__DIRECTIONS__
Every line containing the word "interior" needs to be found and copied.
### SOURCE DATA
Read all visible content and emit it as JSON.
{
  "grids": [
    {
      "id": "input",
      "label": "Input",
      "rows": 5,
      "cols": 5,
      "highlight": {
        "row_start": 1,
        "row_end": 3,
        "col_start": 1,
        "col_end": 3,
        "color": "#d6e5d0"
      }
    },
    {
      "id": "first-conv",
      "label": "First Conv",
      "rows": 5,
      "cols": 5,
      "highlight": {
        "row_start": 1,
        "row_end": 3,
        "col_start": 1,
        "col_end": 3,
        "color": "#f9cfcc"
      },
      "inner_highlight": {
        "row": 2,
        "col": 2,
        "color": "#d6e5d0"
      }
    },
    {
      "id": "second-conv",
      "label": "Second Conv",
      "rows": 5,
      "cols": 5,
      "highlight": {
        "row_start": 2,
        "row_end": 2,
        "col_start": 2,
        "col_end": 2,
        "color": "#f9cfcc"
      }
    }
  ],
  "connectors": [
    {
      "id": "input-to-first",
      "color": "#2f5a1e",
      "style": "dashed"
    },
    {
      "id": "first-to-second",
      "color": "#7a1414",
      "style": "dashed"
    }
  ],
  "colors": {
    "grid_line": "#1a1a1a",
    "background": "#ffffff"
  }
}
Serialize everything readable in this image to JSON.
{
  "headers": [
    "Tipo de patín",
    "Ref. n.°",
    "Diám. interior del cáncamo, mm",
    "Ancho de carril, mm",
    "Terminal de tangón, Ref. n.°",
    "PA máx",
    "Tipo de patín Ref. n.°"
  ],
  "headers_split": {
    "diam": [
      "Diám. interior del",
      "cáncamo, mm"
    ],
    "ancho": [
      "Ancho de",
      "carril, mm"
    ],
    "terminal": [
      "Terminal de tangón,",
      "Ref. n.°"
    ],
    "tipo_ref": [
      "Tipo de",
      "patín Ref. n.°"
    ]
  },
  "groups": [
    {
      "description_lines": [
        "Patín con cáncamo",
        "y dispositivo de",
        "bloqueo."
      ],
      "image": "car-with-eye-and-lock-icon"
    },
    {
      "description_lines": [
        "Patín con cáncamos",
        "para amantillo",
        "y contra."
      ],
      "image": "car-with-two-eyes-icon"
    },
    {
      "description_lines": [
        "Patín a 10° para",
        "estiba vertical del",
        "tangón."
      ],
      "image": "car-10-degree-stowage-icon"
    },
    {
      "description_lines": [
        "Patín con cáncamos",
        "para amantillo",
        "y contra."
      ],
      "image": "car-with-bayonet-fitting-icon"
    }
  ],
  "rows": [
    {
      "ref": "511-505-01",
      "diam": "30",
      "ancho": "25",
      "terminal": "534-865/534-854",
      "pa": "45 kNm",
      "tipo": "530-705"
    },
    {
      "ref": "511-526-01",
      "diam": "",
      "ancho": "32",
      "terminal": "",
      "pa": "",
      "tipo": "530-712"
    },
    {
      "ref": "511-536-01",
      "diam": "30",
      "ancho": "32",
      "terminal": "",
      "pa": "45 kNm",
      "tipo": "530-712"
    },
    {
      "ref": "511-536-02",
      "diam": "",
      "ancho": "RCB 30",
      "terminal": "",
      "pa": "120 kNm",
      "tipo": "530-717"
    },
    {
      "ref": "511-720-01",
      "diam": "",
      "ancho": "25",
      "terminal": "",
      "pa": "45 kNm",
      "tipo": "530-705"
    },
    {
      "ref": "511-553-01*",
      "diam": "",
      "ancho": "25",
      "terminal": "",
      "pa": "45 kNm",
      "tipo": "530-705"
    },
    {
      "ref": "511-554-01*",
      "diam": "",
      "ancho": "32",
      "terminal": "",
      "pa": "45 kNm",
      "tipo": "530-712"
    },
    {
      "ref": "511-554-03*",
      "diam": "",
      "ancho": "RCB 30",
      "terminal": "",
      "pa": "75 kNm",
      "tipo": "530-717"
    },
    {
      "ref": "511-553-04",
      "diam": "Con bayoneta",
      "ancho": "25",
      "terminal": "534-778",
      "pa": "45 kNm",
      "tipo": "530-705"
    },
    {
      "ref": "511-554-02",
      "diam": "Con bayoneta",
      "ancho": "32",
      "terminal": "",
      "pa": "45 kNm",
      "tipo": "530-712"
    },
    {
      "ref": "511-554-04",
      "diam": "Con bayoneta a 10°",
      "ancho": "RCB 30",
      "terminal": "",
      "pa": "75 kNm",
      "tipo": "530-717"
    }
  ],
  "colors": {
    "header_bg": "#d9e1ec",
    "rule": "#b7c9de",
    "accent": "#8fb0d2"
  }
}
######
__SOLUTION TO THE PROBLEM__
    "Diám. interior del cáncamo, mm",
      "Diám. interior del",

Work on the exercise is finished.